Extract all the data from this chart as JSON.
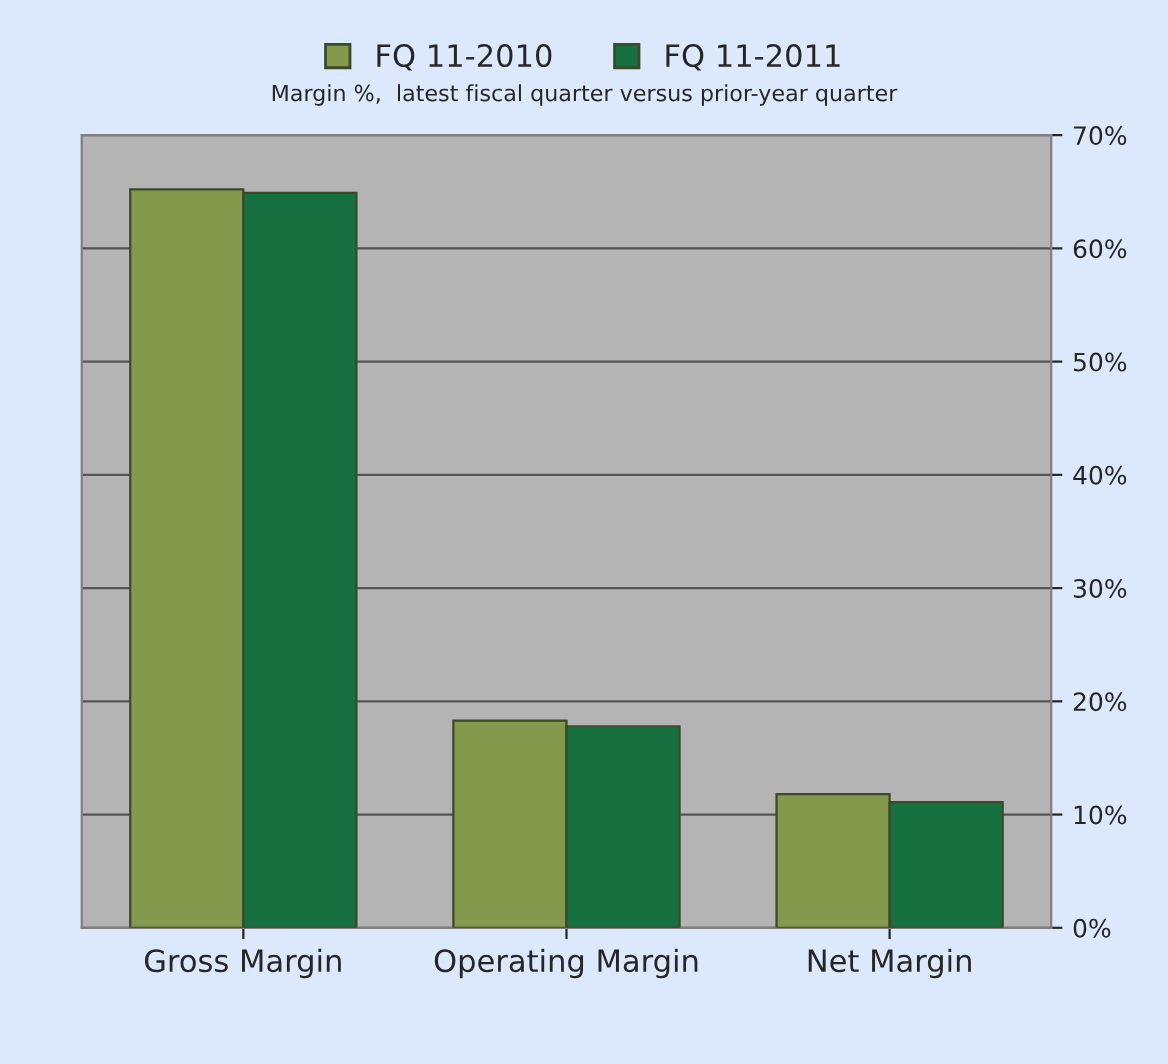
{
  "chart_data": {
    "type": "bar",
    "title": "Margin %,  latest fiscal quarter versus prior-year quarter",
    "categories": [
      "Gross Margin",
      "Operating Margin",
      "Net Margin"
    ],
    "series": [
      {
        "name": "FQ 11-2010",
        "color": "#84994c",
        "values": [
          65.2,
          18.3,
          11.8
        ]
      },
      {
        "name": "FQ 11-2011",
        "color": "#167040",
        "values": [
          64.9,
          17.8,
          11.1
        ]
      }
    ],
    "ylim": [
      0,
      70
    ],
    "yticks": [
      {
        "value": 0,
        "label": "0%"
      },
      {
        "value": 10,
        "label": "10%"
      },
      {
        "value": 20,
        "label": "20%"
      },
      {
        "value": 30,
        "label": "30%"
      },
      {
        "value": 40,
        "label": "40%"
      },
      {
        "value": 50,
        "label": "50%"
      },
      {
        "value": 60,
        "label": "60%"
      },
      {
        "value": 70,
        "label": "70%"
      }
    ],
    "grid": "y",
    "legend": "top"
  }
}
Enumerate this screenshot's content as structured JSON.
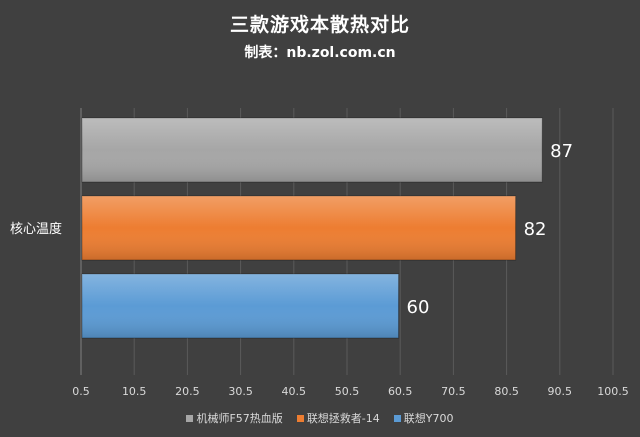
{
  "chart_data": {
    "type": "bar",
    "orientation": "horizontal",
    "title": "三款游戏本散热对比",
    "subtitle": "制表：nb.zol.com.cn",
    "categories": [
      "核心温度"
    ],
    "series": [
      {
        "name": "机械师F57热血版",
        "values": [
          87
        ],
        "color": "#a6a6a6",
        "label": "87"
      },
      {
        "name": "联想拯救者-14",
        "values": [
          82
        ],
        "color": "#ed7d31",
        "label": "82"
      },
      {
        "name": "联想Y700",
        "values": [
          60
        ],
        "color": "#5b9bd5",
        "label": "60"
      }
    ],
    "xlim": [
      0.5,
      100.5
    ],
    "xticks": [
      "0.5",
      "10.5",
      "20.5",
      "30.5",
      "40.5",
      "50.5",
      "60.5",
      "70.5",
      "80.5",
      "90.5",
      "100.5"
    ],
    "grid": true,
    "legend_position": "bottom"
  }
}
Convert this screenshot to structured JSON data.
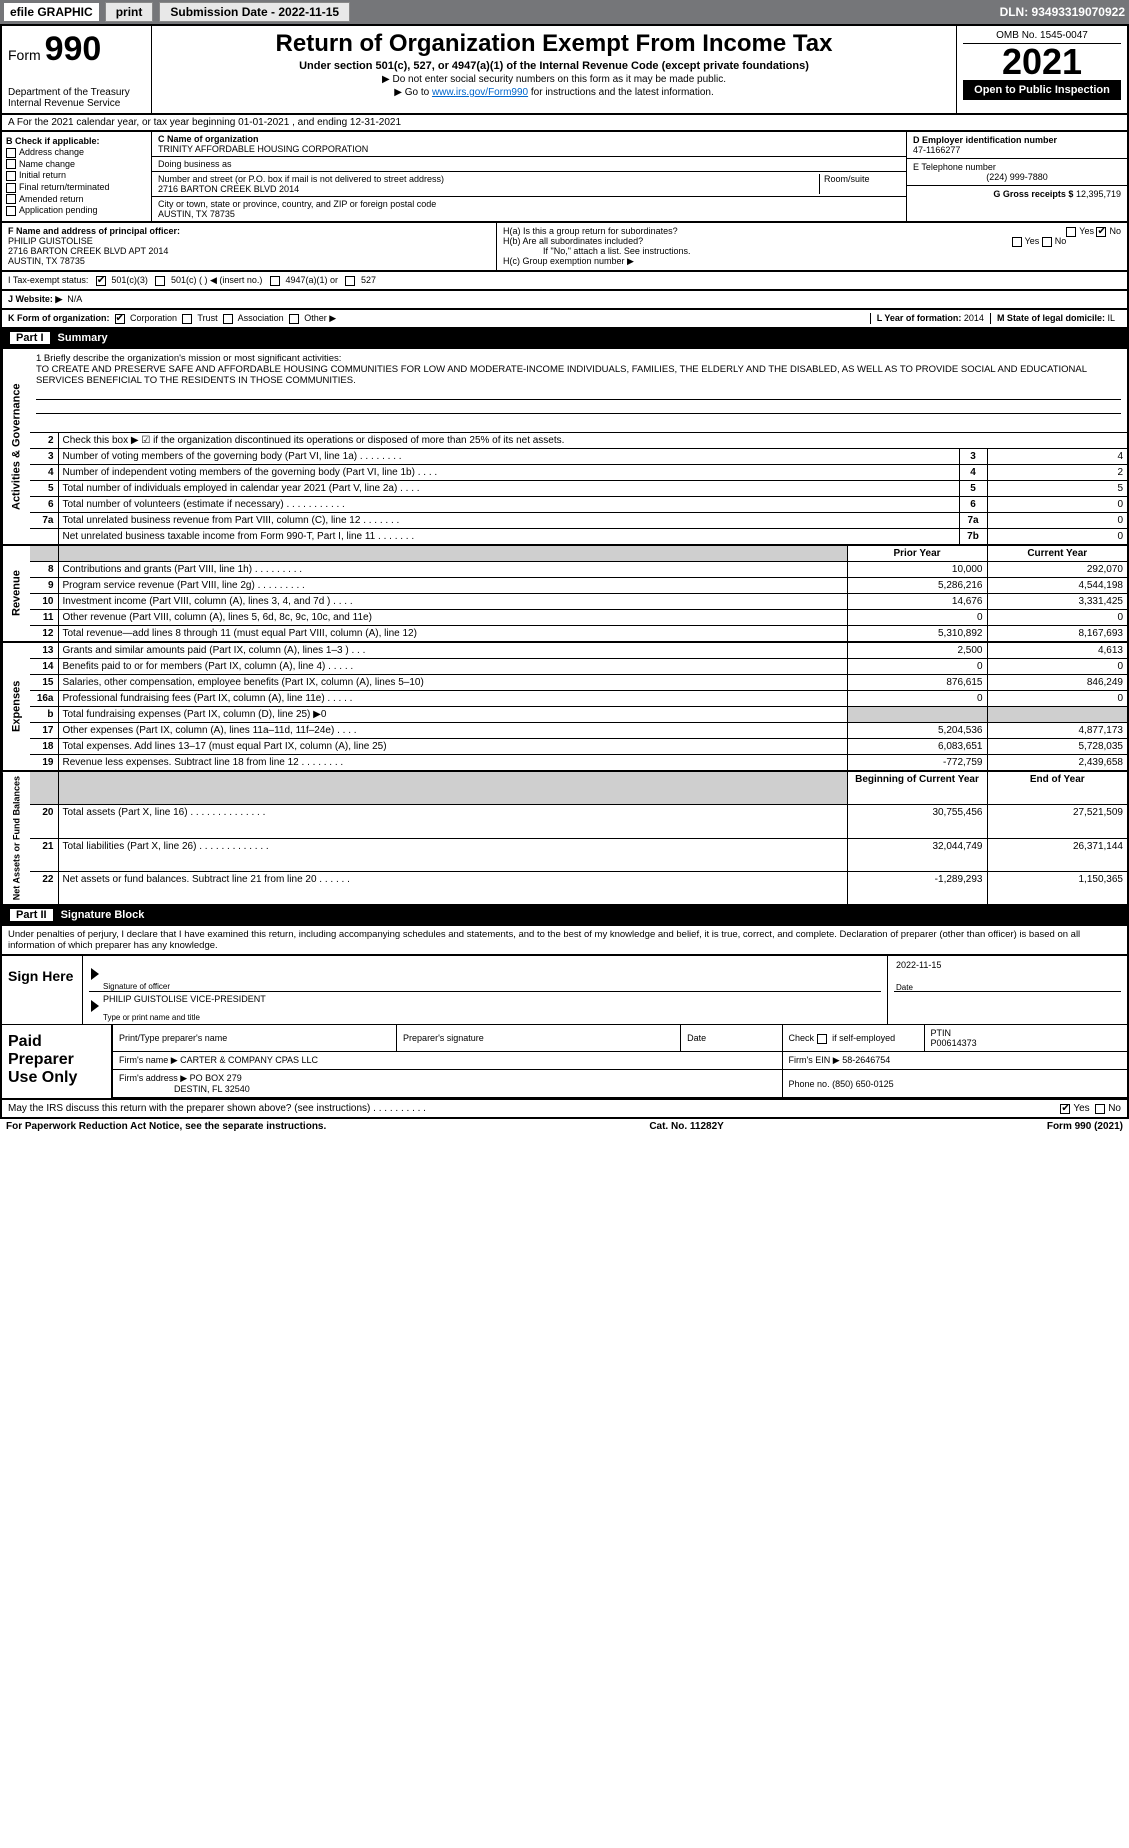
{
  "topbar": {
    "efile": "efile GRAPHIC",
    "print": "print",
    "sub_label": "Submission Date - 2022-11-15",
    "dln": "DLN: 93493319070922"
  },
  "header": {
    "form_label": "Form",
    "form_no": "990",
    "dept": "Department of the Treasury",
    "irs": "Internal Revenue Service",
    "title": "Return of Organization Exempt From Income Tax",
    "sub1": "Under section 501(c), 527, or 4947(a)(1) of the Internal Revenue Code (except private foundations)",
    "sub2": "▶ Do not enter social security numbers on this form as it may be made public.",
    "sub3_pre": "▶ Go to ",
    "sub3_link": "www.irs.gov/Form990",
    "sub3_post": " for instructions and the latest information.",
    "omb": "OMB No. 1545-0047",
    "year": "2021",
    "open": "Open to Public Inspection"
  },
  "rowA": "A For the 2021 calendar year, or tax year beginning 01-01-2021    , and ending 12-31-2021",
  "colB": {
    "label": "B Check if applicable:",
    "items": [
      "Address change",
      "Name change",
      "Initial return",
      "Final return/terminated",
      "Amended return",
      "Application pending"
    ]
  },
  "colC": {
    "name_label": "C Name of organization",
    "name": "TRINITY AFFORDABLE HOUSING CORPORATION",
    "dba_label": "Doing business as",
    "dba": "",
    "addr_label": "Number and street (or P.O. box if mail is not delivered to street address)",
    "room_label": "Room/suite",
    "addr": "2716 BARTON CREEK BLVD 2014",
    "city_label": "City or town, state or province, country, and ZIP or foreign postal code",
    "city": "AUSTIN, TX  78735"
  },
  "colD": {
    "ein_label": "D Employer identification number",
    "ein": "47-1166277",
    "phone_label": "E Telephone number",
    "phone": "(224) 999-7880",
    "gross_label": "G Gross receipts $",
    "gross": "12,395,719"
  },
  "rowF": {
    "label": "F  Name and address of principal officer:",
    "name": "PHILIP GUISTOLISE",
    "addr1": "2716 BARTON CREEK BLVD APT 2014",
    "addr2": "AUSTIN, TX  78735"
  },
  "rowH": {
    "ha": "H(a)  Is this a group return for subordinates?",
    "ha_yes": "Yes",
    "ha_no": "No",
    "hb": "H(b)  Are all subordinates included?",
    "hb_yes": "Yes",
    "hb_no": "No",
    "hb_note": "If \"No,\" attach a list. See instructions.",
    "hc": "H(c)  Group exemption number ▶"
  },
  "rowI": {
    "label": "I    Tax-exempt status:",
    "opt1": "501(c)(3)",
    "opt2": "501(c) (   ) ◀ (insert no.)",
    "opt3": "4947(a)(1) or",
    "opt4": "527"
  },
  "rowJ": {
    "label": "J   Website: ▶",
    "val": "N/A"
  },
  "rowK": {
    "label": "K Form of organization:",
    "opts": [
      "Corporation",
      "Trust",
      "Association",
      "Other ▶"
    ],
    "l_label": "L Year of formation:",
    "l_val": "2014",
    "m_label": "M State of legal domicile:",
    "m_val": "IL"
  },
  "part1": {
    "num": "Part I",
    "title": "Summary"
  },
  "mission": {
    "q": "1 Briefly describe the organization's mission or most significant activities:",
    "text": "TO CREATE AND PRESERVE SAFE AND AFFORDABLE HOUSING COMMUNITIES FOR LOW AND MODERATE-INCOME INDIVIDUALS, FAMILIES, THE ELDERLY AND THE DISABLED, AS WELL AS TO PROVIDE SOCIAL AND EDUCATIONAL SERVICES BENEFICIAL TO THE RESIDENTS IN THOSE COMMUNITIES."
  },
  "gov_rows": [
    {
      "n": "2",
      "t": "Check this box ▶ ☑ if the organization discontinued its operations or disposed of more than 25% of its net assets.",
      "box": "",
      "v": ""
    },
    {
      "n": "3",
      "t": "Number of voting members of the governing body (Part VI, line 1a)  .  .  .  .  .  .  .  .",
      "box": "3",
      "v": "4"
    },
    {
      "n": "4",
      "t": "Number of independent voting members of the governing body (Part VI, line 1b)  .  .  .  .",
      "box": "4",
      "v": "2"
    },
    {
      "n": "5",
      "t": "Total number of individuals employed in calendar year 2021 (Part V, line 2a)  .  .  .  .",
      "box": "5",
      "v": "5"
    },
    {
      "n": "6",
      "t": "Total number of volunteers (estimate if necessary)   .  .  .  .  .  .  .  .  .  .  .",
      "box": "6",
      "v": "0"
    },
    {
      "n": "7a",
      "t": "Total unrelated business revenue from Part VIII, column (C), line 12  .  .  .  .  .  .  .",
      "box": "7a",
      "v": "0"
    },
    {
      "n": "",
      "t": "Net unrelated business taxable income from Form 990-T, Part I, line 11  .  .  .  .  .  .  .",
      "box": "7b",
      "v": "0"
    }
  ],
  "rev_hdr": {
    "prior": "Prior Year",
    "curr": "Current Year"
  },
  "rev_rows": [
    {
      "n": "8",
      "t": "Contributions and grants (Part VIII, line 1h)   .  .  .  .  .  .  .  .  .",
      "p": "10,000",
      "c": "292,070"
    },
    {
      "n": "9",
      "t": "Program service revenue (Part VIII, line 2g)   .  .  .  .  .  .  .  .  .",
      "p": "5,286,216",
      "c": "4,544,198"
    },
    {
      "n": "10",
      "t": "Investment income (Part VIII, column (A), lines 3, 4, and 7d )   .  .  .  .",
      "p": "14,676",
      "c": "3,331,425"
    },
    {
      "n": "11",
      "t": "Other revenue (Part VIII, column (A), lines 5, 6d, 8c, 9c, 10c, and 11e)",
      "p": "0",
      "c": "0"
    },
    {
      "n": "12",
      "t": "Total revenue—add lines 8 through 11 (must equal Part VIII, column (A), line 12)",
      "p": "5,310,892",
      "c": "8,167,693"
    }
  ],
  "exp_rows": [
    {
      "n": "13",
      "t": "Grants and similar amounts paid (Part IX, column (A), lines 1–3 )  .  .  .",
      "p": "2,500",
      "c": "4,613"
    },
    {
      "n": "14",
      "t": "Benefits paid to or for members (Part IX, column (A), line 4)  .  .  .  .  .",
      "p": "0",
      "c": "0"
    },
    {
      "n": "15",
      "t": "Salaries, other compensation, employee benefits (Part IX, column (A), lines 5–10)",
      "p": "876,615",
      "c": "846,249"
    },
    {
      "n": "16a",
      "t": "Professional fundraising fees (Part IX, column (A), line 11e)  .  .  .  .  .",
      "p": "0",
      "c": "0"
    },
    {
      "n": "b",
      "t": "Total fundraising expenses (Part IX, column (D), line 25) ▶0",
      "p": "",
      "c": "",
      "shade": true
    },
    {
      "n": "17",
      "t": "Other expenses (Part IX, column (A), lines 11a–11d, 11f–24e)  .  .  .  .",
      "p": "5,204,536",
      "c": "4,877,173"
    },
    {
      "n": "18",
      "t": "Total expenses. Add lines 13–17 (must equal Part IX, column (A), line 25)",
      "p": "6,083,651",
      "c": "5,728,035"
    },
    {
      "n": "19",
      "t": "Revenue less expenses. Subtract line 18 from line 12 .  .  .  .  .  .  .  .",
      "p": "-772,759",
      "c": "2,439,658"
    }
  ],
  "na_hdr": {
    "prior": "Beginning of Current Year",
    "curr": "End of Year"
  },
  "na_rows": [
    {
      "n": "20",
      "t": "Total assets (Part X, line 16)  .  .  .  .  .  .  .  .  .  .  .  .  .  .",
      "p": "30,755,456",
      "c": "27,521,509"
    },
    {
      "n": "21",
      "t": "Total liabilities (Part X, line 26)  .  .  .  .  .  .  .  .  .  .  .  .  .",
      "p": "32,044,749",
      "c": "26,371,144"
    },
    {
      "n": "22",
      "t": "Net assets or fund balances. Subtract line 21 from line 20  .  .  .  .  .  .",
      "p": "-1,289,293",
      "c": "1,150,365"
    }
  ],
  "sides": {
    "gov": "Activities & Governance",
    "rev": "Revenue",
    "exp": "Expenses",
    "na": "Net Assets or Fund Balances"
  },
  "part2": {
    "num": "Part II",
    "title": "Signature Block"
  },
  "decl": "Under penalties of perjury, I declare that I have examined this return, including accompanying schedules and statements, and to the best of my knowledge and belief, it is true, correct, and complete. Declaration of preparer (other than officer) is based on all information of which preparer has any knowledge.",
  "sign": {
    "here": "Sign Here",
    "sig_label": "Signature of officer",
    "date_label": "Date",
    "date": "2022-11-15",
    "name": "PHILIP GUISTOLISE  VICE-PRESIDENT",
    "name_label": "Type or print name and title"
  },
  "paid": {
    "label": "Paid Preparer Use Only",
    "h1": "Print/Type preparer's name",
    "h2": "Preparer's signature",
    "h3": "Date",
    "h4_a": "Check",
    "h4_b": "if self-employed",
    "h5": "PTIN",
    "ptin": "P00614373",
    "firm_name_l": "Firm's name    ▶",
    "firm_name": "CARTER & COMPANY CPAS LLC",
    "firm_ein_l": "Firm's EIN ▶",
    "firm_ein": "58-2646754",
    "firm_addr_l": "Firm's address ▶",
    "firm_addr1": "PO BOX 279",
    "firm_addr2": "DESTIN, FL  32540",
    "firm_phone_l": "Phone no.",
    "firm_phone": "(850) 650-0125"
  },
  "discuss": {
    "q": "May the IRS discuss this return with the preparer shown above? (see instructions)   .   .   .   .   .   .   .   .   .   .",
    "yes": "Yes",
    "no": "No"
  },
  "footer": {
    "pra": "For Paperwork Reduction Act Notice, see the separate instructions.",
    "cat": "Cat. No. 11282Y",
    "form": "Form 990 (2021)"
  }
}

● ● ●

Work through the records line by line and tally those holding "subordinates". Reply with the number alone.

2